___ Record excerpts

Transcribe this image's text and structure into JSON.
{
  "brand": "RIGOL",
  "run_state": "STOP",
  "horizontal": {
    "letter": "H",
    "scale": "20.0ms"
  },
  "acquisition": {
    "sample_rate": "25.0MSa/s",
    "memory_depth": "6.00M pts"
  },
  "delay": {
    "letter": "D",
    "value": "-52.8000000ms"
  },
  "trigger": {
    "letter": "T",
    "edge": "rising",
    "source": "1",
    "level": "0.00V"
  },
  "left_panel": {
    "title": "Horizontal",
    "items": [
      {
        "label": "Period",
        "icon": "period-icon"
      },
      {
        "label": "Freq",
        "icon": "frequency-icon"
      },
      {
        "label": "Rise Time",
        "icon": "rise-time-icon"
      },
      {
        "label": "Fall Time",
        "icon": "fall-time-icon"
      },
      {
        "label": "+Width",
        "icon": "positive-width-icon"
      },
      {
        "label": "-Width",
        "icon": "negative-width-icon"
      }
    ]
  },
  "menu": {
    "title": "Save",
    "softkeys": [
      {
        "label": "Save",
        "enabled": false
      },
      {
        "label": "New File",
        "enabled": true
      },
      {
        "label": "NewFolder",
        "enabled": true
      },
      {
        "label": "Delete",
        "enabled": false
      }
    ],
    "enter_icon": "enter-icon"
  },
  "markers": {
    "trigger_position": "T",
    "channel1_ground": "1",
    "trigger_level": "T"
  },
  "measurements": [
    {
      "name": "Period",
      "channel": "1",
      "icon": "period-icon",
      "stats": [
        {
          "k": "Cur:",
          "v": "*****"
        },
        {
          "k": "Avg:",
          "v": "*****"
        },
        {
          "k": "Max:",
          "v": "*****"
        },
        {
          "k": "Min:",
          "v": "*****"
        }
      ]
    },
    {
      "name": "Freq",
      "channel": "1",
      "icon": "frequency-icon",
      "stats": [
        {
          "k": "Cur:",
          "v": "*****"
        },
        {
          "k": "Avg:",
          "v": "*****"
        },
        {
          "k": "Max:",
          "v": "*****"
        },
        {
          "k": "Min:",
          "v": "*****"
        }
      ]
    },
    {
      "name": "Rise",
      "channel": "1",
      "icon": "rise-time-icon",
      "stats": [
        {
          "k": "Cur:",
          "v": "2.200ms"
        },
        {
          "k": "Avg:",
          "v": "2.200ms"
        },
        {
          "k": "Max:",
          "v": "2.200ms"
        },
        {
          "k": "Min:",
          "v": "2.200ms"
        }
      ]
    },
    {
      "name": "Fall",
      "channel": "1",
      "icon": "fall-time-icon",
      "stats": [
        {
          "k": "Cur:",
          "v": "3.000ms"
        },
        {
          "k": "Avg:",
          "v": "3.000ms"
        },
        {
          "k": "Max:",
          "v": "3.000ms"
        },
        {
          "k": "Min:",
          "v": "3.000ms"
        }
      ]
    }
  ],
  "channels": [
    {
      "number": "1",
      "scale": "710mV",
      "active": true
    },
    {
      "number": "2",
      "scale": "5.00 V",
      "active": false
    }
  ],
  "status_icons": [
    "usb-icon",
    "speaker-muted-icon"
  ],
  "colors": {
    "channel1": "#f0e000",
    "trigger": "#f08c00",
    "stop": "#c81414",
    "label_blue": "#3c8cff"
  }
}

______

Copy out all of the records shown above exactly.

=== Task solution ===
Transcribe this image's text and structure into JSON.
{
  "brand": "RIGOL",
  "run_state": "STOP",
  "horizontal": {
    "letter": "H",
    "scale": "20.0ms"
  },
  "acquisition": {
    "sample_rate": "25.0MSa/s",
    "memory_depth": "6.00M pts"
  },
  "delay": {
    "letter": "D",
    "value": "-52.8000000ms"
  },
  "trigger": {
    "letter": "T",
    "edge": "rising",
    "source": "1",
    "level": "0.00V"
  },
  "left_panel": {
    "title": "Horizontal",
    "items": [
      {
        "label": "Period",
        "icon": "period-icon"
      },
      {
        "label": "Freq",
        "icon": "frequency-icon"
      },
      {
        "label": "Rise Time",
        "icon": "rise-time-icon"
      },
      {
        "label": "Fall Time",
        "icon": "fall-time-icon"
      },
      {
        "label": "+Width",
        "icon": "positive-width-icon"
      },
      {
        "label": "-Width",
        "icon": "negative-width-icon"
      }
    ]
  },
  "menu": {
    "title": "Save",
    "softkeys": [
      {
        "label": "Save",
        "enabled": false
      },
      {
        "label": "New File",
        "enabled": true
      },
      {
        "label": "NewFolder",
        "enabled": true
      },
      {
        "label": "Delete",
        "enabled": false
      }
    ],
    "enter_icon": "enter-icon"
  },
  "markers": {
    "trigger_position": "T",
    "channel1_ground": "1",
    "trigger_level": "T"
  },
  "measurements": [
    {
      "name": "Period",
      "channel": "1",
      "icon": "period-icon",
      "stats": [
        {
          "k": "Cur:",
          "v": "*****"
        },
        {
          "k": "Avg:",
          "v": "*****"
        },
        {
          "k": "Max:",
          "v": "*****"
        },
        {
          "k": "Min:",
          "v": "*****"
        }
      ]
    },
    {
      "name": "Freq",
      "channel": "1",
      "icon": "frequency-icon",
      "stats": [
        {
          "k": "Cur:",
          "v": "*****"
        },
        {
          "k": "Avg:",
          "v": "*****"
        },
        {
          "k": "Max:",
          "v": "*****"
        },
        {
          "k": "Min:",
          "v": "*****"
        }
      ]
    },
    {
      "name": "Rise",
      "channel": "1",
      "icon": "rise-time-icon",
      "stats": [
        {
          "k": "Cur:",
          "v": "2.200ms"
        },
        {
          "k": "Avg:",
          "v": "2.200ms"
        },
        {
          "k": "Max:",
          "v": "2.200ms"
        },
        {
          "k": "Min:",
          "v": "2.200ms"
        }
      ]
    },
    {
      "name": "Fall",
      "channel": "1",
      "icon": "fall-time-icon",
      "stats": [
        {
          "k": "Cur:",
          "v": "3.000ms"
        },
        {
          "k": "Avg:",
          "v": "3.000ms"
        },
        {
          "k": "Max:",
          "v": "3.000ms"
        },
        {
          "k": "Min:",
          "v": "3.000ms"
        }
      ]
    }
  ],
  "channels": [
    {
      "number": "1",
      "scale": "710mV",
      "active": true
    },
    {
      "number": "2",
      "scale": "5.00 V",
      "active": false
    }
  ],
  "status_icons": [
    "usb-icon",
    "speaker-muted-icon"
  ],
  "colors": {
    "channel1": "#f0e000",
    "trigger": "#f08c00",
    "stop": "#c81414",
    "label_blue": "#3c8cff"
  }
}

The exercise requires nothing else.